(Items from a data source)
▬▬▬▬▬▬

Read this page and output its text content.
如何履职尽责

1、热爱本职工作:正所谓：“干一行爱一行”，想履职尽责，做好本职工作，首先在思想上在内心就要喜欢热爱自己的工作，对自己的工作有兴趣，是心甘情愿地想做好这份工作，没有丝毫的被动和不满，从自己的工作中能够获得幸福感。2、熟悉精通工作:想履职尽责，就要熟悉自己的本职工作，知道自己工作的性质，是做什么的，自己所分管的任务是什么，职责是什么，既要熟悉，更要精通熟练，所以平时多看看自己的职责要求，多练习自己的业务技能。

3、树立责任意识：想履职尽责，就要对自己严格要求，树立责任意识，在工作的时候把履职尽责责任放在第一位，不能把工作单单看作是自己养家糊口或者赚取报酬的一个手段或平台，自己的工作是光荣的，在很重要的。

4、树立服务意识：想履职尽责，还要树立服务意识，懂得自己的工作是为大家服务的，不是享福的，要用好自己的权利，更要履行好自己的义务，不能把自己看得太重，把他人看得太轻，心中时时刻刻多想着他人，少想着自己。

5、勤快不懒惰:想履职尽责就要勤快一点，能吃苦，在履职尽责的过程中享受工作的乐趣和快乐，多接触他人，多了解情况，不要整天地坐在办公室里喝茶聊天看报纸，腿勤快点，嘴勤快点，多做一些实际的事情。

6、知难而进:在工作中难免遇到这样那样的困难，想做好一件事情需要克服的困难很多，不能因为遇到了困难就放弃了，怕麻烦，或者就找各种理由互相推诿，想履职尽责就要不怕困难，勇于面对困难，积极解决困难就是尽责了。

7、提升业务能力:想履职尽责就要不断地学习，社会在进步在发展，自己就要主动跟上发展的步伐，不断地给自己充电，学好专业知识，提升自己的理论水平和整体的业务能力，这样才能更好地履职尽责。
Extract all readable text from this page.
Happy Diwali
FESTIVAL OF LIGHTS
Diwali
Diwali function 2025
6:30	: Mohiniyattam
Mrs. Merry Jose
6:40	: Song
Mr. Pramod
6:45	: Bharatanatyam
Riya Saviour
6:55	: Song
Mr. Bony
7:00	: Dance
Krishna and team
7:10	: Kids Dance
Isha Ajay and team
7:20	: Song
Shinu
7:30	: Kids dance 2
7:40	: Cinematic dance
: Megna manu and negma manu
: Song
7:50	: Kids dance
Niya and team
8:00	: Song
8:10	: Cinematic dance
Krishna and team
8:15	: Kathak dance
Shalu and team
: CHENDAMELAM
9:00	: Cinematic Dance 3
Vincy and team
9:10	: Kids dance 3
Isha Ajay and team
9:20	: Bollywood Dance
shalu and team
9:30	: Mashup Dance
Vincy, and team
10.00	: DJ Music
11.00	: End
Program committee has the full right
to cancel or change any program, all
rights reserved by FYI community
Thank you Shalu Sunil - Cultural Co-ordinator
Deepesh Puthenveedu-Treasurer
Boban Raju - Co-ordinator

▬▬▬▬▬▬

- [What to work on]
Your task is to retype all the records above with nothing left out.

- [Result]
Read this page and output its text content.
如何履职尽责

1、热爱本职工作:正所谓：“干一行爱一行”，想履职尽责，做好本职工作，首先在思想上在内心就要喜欢热爱自己的工作，对自己的工作有兴趣，是心甘情愿地想做好这份工作，没有丝毫的被动和不满，从自己的工作中能够获得幸福感。2、熟悉精通工作:想履职尽责，就要熟悉自己的本职工作，知道自己工作的性质，是做什么的，自己所分管的任务是什么，职责是什么，既要熟悉，更要精通熟练，所以平时多看看自己的职责要求，多练习自己的业务技能。

3、树立责任意识：想履职尽责，就要对自己严格要求，树立责任意识，在工作的时候把履职尽责责任放在第一位，不能把工作单单看作是自己养家糊口或者赚取报酬的一个手段或平台，自己的工作是光荣的，在很重要的。

4、树立服务意识：想履职尽责，还要树立服务意识，懂得自己的工作是为大家服务的，不是享福的，要用好自己的权利，更要履行好自己的义务，不能把自己看得太重，把他人看得太轻，心中时时刻刻多想着他人，少想着自己。

5、勤快不懒惰:想履职尽责就要勤快一点，能吃苦，在履职尽责的过程中享受工作的乐趣和快乐，多接触他人，多了解情况，不要整天地坐在办公室里喝茶聊天看报纸，腿勤快点，嘴勤快点，多做一些实际的事情。

6、知难而进:在工作中难免遇到这样那样的困难，想做好一件事情需要克服的困难很多，不能因为遇到了困难就放弃了，怕麻烦，或者就找各种理由互相推诿，想履职尽责就要不怕困难，勇于面对困难，积极解决困难就是尽责了。

7、提升业务能力:想履职尽责就要不断地学习，社会在进步在发展，自己就要主动跟上发展的步伐，不断地给自己充电，学好专业知识，提升自己的理论水平和整体的业务能力，这样才能更好地履职尽责。
Extract all readable text from this page.
Happy Diwali
FESTIVAL OF LIGHTS
Diwali
Diwali function 2025
6:30	: Mohiniyattam
Mrs. Merry Jose
6:40	: Song
Mr. Pramod
6:45	: Bharatanatyam
Riya Saviour
6:55	: Song
Mr. Bony
7:00	: Dance
Krishna and team
7:10	: Kids Dance
Isha Ajay and team
7:20	: Song
Shinu
7:30	: Kids dance 2
7:40	: Cinematic dance
: Megna manu and negma manu
: Song
7:50	: Kids dance
Niya and team
8:00	: Song
8:10	: Cinematic dance
Krishna and team
8:15	: Kathak dance
Shalu and team
: CHENDAMELAM
9:00	: Cinematic Dance 3
Vincy and team
9:10	: Kids dance 3
Isha Ajay and team
9:20	: Bollywood Dance
shalu and team
9:30	: Mashup Dance
Vincy, and team
10.00	: DJ Music
11.00	: End
Program committee has the full right
to cancel or change any program, all
rights reserved by FYI community
Thank you Shalu Sunil - Cultural Co-ordinator
Deepesh Puthenveedu-Treasurer
Boban Raju - Co-ordinator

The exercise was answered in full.